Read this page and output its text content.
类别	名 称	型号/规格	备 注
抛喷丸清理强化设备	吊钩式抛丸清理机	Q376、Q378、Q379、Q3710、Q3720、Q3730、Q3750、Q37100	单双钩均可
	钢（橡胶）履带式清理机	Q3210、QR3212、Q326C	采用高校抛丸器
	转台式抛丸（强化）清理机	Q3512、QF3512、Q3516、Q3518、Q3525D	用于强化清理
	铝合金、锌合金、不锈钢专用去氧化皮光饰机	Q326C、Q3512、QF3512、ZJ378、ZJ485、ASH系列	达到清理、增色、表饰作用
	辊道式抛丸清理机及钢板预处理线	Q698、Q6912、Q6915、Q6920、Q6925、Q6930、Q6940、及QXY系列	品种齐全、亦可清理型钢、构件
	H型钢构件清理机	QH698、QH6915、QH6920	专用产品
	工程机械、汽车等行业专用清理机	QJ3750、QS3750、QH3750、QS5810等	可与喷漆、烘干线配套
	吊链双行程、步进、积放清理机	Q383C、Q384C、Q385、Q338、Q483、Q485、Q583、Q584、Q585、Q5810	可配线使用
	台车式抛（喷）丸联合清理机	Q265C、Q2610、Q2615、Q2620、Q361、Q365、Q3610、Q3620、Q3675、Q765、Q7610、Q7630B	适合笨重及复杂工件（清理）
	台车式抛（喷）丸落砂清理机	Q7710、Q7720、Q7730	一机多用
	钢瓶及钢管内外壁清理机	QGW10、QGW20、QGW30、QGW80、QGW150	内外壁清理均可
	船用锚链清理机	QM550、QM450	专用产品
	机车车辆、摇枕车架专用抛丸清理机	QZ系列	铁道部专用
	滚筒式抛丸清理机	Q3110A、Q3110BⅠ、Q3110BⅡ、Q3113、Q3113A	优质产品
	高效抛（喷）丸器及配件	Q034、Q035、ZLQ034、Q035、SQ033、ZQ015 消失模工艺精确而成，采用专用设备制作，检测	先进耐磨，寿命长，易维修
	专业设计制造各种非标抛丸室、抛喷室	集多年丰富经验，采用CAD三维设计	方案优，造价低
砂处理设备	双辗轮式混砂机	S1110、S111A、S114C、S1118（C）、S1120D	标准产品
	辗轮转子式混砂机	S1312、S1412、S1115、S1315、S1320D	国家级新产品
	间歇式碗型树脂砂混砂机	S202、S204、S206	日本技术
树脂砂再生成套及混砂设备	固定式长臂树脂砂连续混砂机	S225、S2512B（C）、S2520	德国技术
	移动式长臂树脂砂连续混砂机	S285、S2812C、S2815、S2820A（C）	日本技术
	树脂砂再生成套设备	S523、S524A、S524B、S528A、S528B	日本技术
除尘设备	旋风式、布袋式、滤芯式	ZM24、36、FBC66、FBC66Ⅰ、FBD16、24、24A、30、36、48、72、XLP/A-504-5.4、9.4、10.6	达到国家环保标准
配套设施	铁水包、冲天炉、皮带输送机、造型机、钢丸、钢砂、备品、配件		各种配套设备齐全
•••
Make a verbatim copy of every entry shown above.

* _Response_
Read this page and output its text content.
类别	名 称	型号/规格	备 注
抛喷丸清理强化设备	吊钩式抛丸清理机	Q376、Q378、Q379、Q3710、Q3720、Q3730、Q3750、Q37100	单双钩均可
	钢（橡胶）履带式清理机	Q3210、QR3212、Q326C	采用高校抛丸器
	转台式抛丸（强化）清理机	Q3512、QF3512、Q3516、Q3518、Q3525D	用于强化清理
	铝合金、锌合金、不锈钢专用去氧化皮光饰机	Q326C、Q3512、QF3512、ZJ378、ZJ485、ASH系列	达到清理、增色、表饰作用
	辊道式抛丸清理机及钢板预处理线	Q698、Q6912、Q6915、Q6920、Q6925、Q6930、Q6940、及QXY系列	品种齐全、亦可清理型钢、构件
	H型钢构件清理机	QH698、QH6915、QH6920	专用产品
	工程机械、汽车等行业专用清理机	QJ3750、QS3750、QH3750、QS5810等	可与喷漆、烘干线配套
	吊链双行程、步进、积放清理机	Q383C、Q384C、Q385、Q338、Q483、Q485、Q583、Q584、Q585、Q5810	可配线使用
	台车式抛（喷）丸联合清理机	Q265C、Q2610、Q2615、Q2620、Q361、Q365、Q3610、Q3620、Q3675、Q765、Q7610、Q7630B	适合笨重及复杂工件（清理）
	台车式抛（喷）丸落砂清理机	Q7710、Q7720、Q7730	一机多用
	钢瓶及钢管内外壁清理机	QGW10、QGW20、QGW30、QGW80、QGW150	内外壁清理均可
	船用锚链清理机	QM550、QM450	专用产品
	机车车辆、摇枕车架专用抛丸清理机	QZ系列	铁道部专用
	滚筒式抛丸清理机	Q3110A、Q3110BⅠ、Q3110BⅡ、Q3113、Q3113A	优质产品
	高效抛（喷）丸器及配件	Q034、Q035、ZLQ034、Q035、SQ033、ZQ015 消失模工艺精确而成，采用专用设备制作，检测	先进耐磨，寿命长，易维修
	专业设计制造各种非标抛丸室、抛喷室	集多年丰富经验，采用CAD三维设计	方案优，造价低
砂处理设备	双辗轮式混砂机	S1110、S111A、S114C、S1118（C）、S1120D	标准产品
	辗轮转子式混砂机	S1312、S1412、S1115、S1315、S1320D	国家级新产品
	间歇式碗型树脂砂混砂机	S202、S204、S206	日本技术
树脂砂再生成套及混砂设备	固定式长臂树脂砂连续混砂机	S225、S2512B（C）、S2520	德国技术
	移动式长臂树脂砂连续混砂机	S285、S2812C、S2815、S2820A（C）	日本技术
	树脂砂再生成套设备	S523、S524A、S524B、S528A、S528B	日本技术
除尘设备	旋风式、布袋式、滤芯式	ZM24、36、FBC66、FBC66Ⅰ、FBD16、24、24A、30、36、48、72、XLP/A-504-5.4、9.4、10.6	达到国家环保标准
配套设施	铁水包、冲天炉、皮带输送机、造型机、钢丸、钢砂、备品、配件		各种配套设备齐全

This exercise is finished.